==== EXTRACTED TEXT

PM: That would be the posing with the doves…

LK: Exactly, yes, the Robert Mapplethorpe picture. And you, know, we thought, plus Todd was hooked into Woodstock, which was close by Bearsville and also we’d never made a record outside the city, so you know, it seemed like a good move forward.

PM: I guess the isolation too, not just the fact that it’s out of the city but it’s in an isolated environment, and that Todd was hugely comfortable with in terms of being able to whip sounds out right?

LK: Yes, it made it easy to record because Todd worked a lot at Bearsville and lived down the street. We’d had a very public year and I don’t think we thought it was a bad idea to go away for a few weeks and make a record.

PM: Do you  mean it was a public year due to ‘Because The Night’’ being such a big hit?

========

▸ **JOB 1**: Retype the third block of entries word for word, from the line with "Enumerate the UI" to the line with "field-card-hcaptcha: hCaptcha (844, 224, 996, 261)", and leave the picture out.

==== SUPPLIED RECORDS

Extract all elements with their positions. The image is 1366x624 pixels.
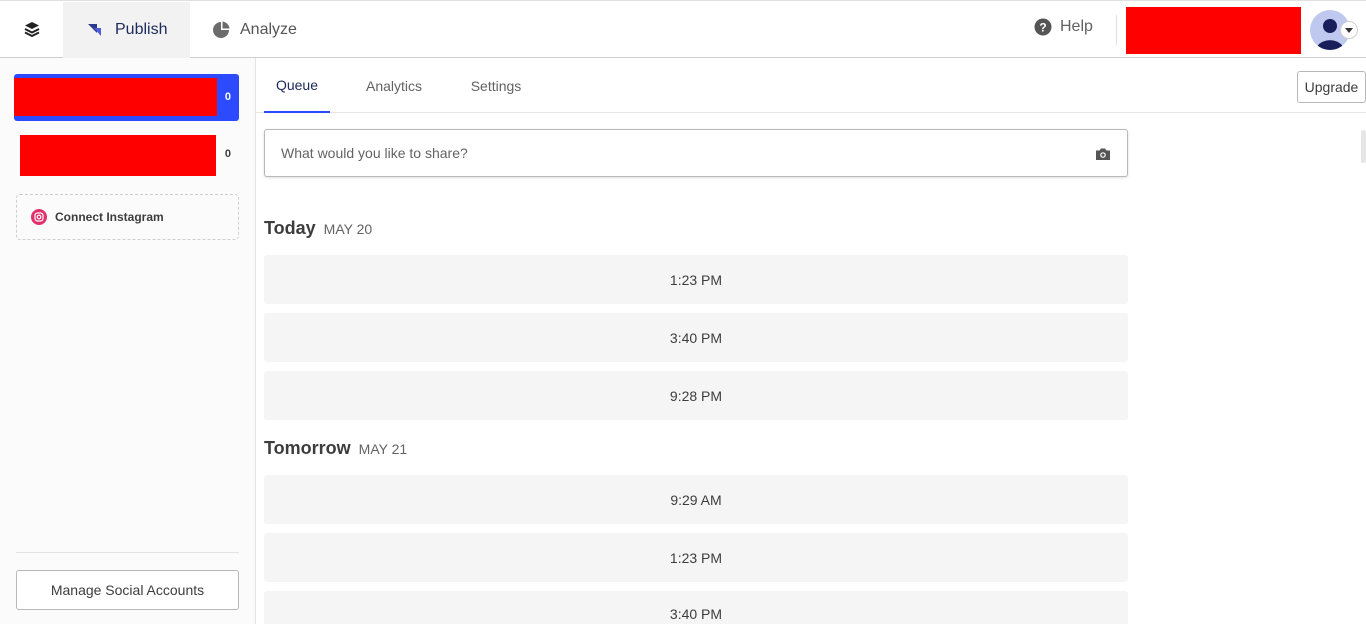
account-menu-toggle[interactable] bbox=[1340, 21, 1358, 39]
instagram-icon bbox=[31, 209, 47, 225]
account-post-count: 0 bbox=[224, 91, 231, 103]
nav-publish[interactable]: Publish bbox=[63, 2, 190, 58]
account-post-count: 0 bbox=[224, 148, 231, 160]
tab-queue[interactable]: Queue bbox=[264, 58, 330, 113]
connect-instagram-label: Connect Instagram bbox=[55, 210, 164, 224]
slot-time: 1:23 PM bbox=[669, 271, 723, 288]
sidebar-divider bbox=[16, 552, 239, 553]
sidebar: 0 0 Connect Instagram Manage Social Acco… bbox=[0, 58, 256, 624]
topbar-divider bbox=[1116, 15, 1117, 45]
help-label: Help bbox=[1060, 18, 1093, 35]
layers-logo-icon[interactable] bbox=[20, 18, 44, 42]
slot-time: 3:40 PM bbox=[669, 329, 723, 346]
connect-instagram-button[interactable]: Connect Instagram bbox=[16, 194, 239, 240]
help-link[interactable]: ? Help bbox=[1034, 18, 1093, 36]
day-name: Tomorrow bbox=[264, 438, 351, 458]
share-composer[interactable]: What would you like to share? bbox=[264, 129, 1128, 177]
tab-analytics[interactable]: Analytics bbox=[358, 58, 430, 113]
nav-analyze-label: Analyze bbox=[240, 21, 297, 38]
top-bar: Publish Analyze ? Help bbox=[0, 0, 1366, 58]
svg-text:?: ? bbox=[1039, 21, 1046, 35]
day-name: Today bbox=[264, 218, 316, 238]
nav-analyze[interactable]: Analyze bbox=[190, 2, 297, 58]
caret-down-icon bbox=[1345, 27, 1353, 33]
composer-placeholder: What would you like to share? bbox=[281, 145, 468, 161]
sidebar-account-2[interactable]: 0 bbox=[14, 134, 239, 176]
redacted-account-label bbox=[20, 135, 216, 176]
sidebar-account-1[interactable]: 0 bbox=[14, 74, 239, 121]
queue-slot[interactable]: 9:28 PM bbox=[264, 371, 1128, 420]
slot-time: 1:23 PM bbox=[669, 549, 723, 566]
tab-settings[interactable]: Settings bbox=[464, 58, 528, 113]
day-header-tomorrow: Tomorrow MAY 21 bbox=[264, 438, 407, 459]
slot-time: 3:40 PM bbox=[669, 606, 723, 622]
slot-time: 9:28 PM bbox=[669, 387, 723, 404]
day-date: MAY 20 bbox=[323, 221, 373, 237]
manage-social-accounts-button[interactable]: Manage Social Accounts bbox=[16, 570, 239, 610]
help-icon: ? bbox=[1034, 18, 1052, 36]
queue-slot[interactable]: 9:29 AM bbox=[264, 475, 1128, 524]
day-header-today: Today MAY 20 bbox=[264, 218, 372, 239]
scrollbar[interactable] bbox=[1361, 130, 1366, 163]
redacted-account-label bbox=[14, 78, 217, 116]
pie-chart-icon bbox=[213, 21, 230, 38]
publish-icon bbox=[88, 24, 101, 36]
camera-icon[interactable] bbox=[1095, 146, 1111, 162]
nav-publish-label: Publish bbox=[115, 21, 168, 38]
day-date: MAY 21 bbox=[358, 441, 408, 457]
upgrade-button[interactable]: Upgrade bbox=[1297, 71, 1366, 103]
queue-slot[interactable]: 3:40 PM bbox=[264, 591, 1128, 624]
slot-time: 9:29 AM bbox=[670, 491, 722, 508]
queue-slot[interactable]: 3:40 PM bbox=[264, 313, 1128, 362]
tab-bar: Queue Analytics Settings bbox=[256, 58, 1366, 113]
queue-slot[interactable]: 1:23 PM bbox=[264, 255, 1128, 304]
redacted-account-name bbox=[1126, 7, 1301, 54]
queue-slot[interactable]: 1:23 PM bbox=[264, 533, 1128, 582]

========
==== SUPPLIED RECORDS

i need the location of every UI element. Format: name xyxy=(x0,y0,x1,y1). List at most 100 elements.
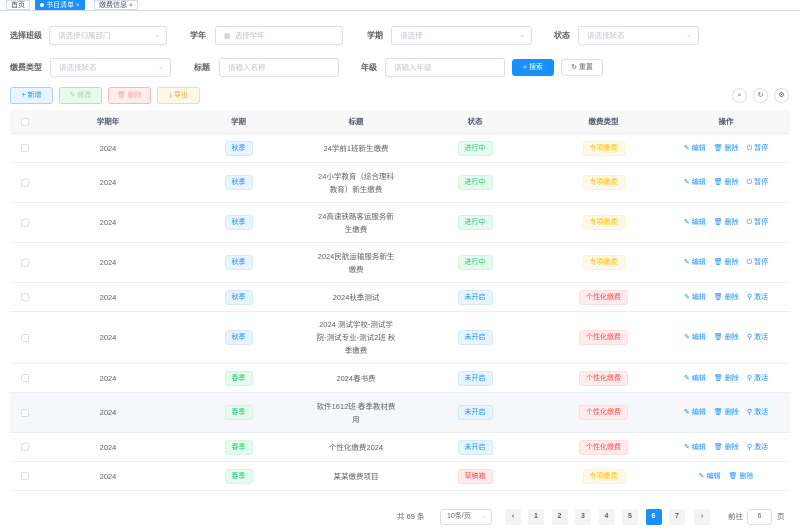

========
==== SUPPLIED RECORDS

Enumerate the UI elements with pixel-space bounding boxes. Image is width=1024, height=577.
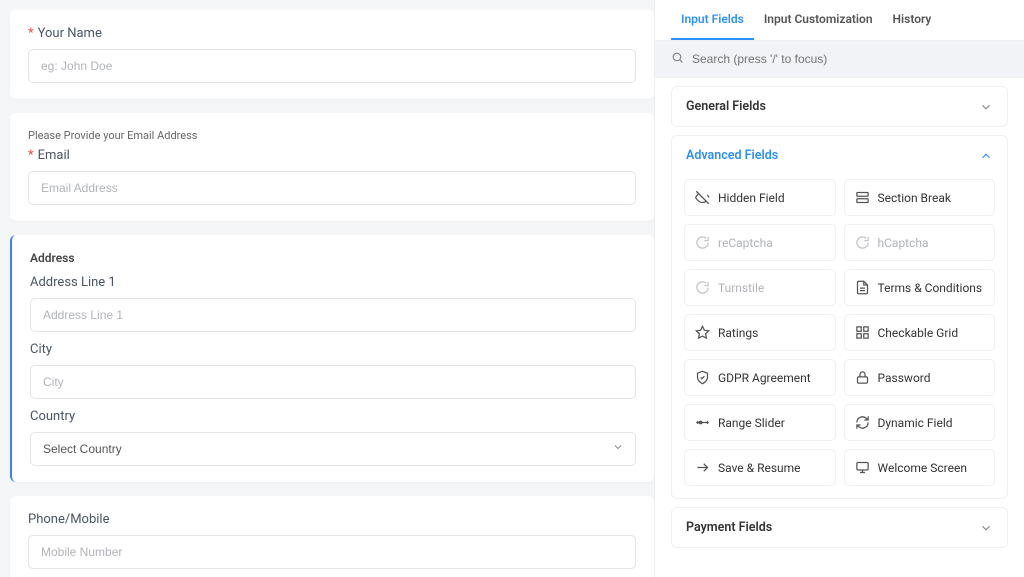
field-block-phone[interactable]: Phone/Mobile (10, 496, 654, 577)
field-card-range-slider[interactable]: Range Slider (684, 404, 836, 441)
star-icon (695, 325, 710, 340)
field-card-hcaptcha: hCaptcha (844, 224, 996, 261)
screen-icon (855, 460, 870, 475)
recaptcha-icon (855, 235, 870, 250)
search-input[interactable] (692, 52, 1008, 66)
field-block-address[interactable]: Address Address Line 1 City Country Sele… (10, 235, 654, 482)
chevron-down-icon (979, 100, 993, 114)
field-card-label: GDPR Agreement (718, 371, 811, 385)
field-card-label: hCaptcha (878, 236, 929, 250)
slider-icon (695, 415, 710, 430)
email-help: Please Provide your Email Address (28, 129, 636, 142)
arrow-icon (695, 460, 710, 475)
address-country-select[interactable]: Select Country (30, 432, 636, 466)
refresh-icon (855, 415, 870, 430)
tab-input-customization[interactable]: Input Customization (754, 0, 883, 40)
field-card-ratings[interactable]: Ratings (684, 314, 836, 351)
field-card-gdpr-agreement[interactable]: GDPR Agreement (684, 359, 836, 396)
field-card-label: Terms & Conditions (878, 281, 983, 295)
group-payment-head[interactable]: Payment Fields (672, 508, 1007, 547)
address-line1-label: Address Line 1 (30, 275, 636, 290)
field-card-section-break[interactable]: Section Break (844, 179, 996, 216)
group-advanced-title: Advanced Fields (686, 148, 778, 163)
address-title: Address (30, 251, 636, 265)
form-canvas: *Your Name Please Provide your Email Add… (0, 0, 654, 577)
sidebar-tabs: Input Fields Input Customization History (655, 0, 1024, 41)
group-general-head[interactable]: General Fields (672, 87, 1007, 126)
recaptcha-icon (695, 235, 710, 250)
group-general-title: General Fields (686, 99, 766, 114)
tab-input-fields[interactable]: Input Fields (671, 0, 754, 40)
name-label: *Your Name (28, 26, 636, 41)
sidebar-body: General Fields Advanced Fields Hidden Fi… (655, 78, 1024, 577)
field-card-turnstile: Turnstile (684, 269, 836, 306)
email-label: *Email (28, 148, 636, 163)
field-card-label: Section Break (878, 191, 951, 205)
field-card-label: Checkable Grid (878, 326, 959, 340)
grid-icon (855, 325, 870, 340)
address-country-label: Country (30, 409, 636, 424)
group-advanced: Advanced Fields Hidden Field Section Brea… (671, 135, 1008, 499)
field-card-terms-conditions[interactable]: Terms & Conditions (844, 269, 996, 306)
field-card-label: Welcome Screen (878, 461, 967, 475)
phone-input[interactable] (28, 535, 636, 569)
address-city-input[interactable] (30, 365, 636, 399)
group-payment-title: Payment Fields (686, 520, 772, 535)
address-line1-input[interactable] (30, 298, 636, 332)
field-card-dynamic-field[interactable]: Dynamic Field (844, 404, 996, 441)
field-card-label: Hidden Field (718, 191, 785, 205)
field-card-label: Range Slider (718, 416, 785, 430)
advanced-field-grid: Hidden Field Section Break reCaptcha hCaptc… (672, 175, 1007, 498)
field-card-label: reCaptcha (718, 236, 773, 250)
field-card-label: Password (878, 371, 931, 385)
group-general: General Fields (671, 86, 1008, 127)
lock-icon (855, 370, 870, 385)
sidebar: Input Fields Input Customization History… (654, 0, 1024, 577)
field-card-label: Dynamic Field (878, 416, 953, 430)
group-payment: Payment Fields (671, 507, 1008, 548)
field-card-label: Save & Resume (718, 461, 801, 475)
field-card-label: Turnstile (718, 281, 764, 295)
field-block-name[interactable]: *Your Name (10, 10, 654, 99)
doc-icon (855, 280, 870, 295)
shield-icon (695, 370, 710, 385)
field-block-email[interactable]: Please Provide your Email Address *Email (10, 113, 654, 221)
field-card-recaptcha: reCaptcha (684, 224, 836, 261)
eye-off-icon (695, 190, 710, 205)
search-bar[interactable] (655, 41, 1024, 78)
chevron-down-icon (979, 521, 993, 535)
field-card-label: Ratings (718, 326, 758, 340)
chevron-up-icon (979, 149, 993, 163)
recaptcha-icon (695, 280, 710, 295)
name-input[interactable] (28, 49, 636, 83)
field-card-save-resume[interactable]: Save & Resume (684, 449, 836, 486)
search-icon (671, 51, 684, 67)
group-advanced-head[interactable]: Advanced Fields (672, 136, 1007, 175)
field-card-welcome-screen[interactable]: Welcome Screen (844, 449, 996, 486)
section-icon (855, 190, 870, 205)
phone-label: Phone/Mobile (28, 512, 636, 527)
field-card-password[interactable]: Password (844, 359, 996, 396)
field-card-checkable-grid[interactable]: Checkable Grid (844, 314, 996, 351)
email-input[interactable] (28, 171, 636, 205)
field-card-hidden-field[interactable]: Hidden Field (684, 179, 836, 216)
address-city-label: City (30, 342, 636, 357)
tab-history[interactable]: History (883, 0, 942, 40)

========

▸ **JOB 2**: According to the interview excerpt, what made recording at Bearsville easy?

▸ **WRITTEN SOLUTION 1**:
Enumerate the UI elements with pixel-space bounding boxes. Image is width=1024, height=577.
field-block-phone[interactable]: Phone/Mobile (10, 496, 654, 577)
field-card-range-slider[interactable]: Range Slider (684, 404, 836, 441)
star-icon (695, 325, 710, 340)
field-card-hcaptcha: hCaptcha (844, 224, 996, 261)

▸ **WRITTEN SOLUTION 2**: Todd worked a lot at Bearsville and lived down the street.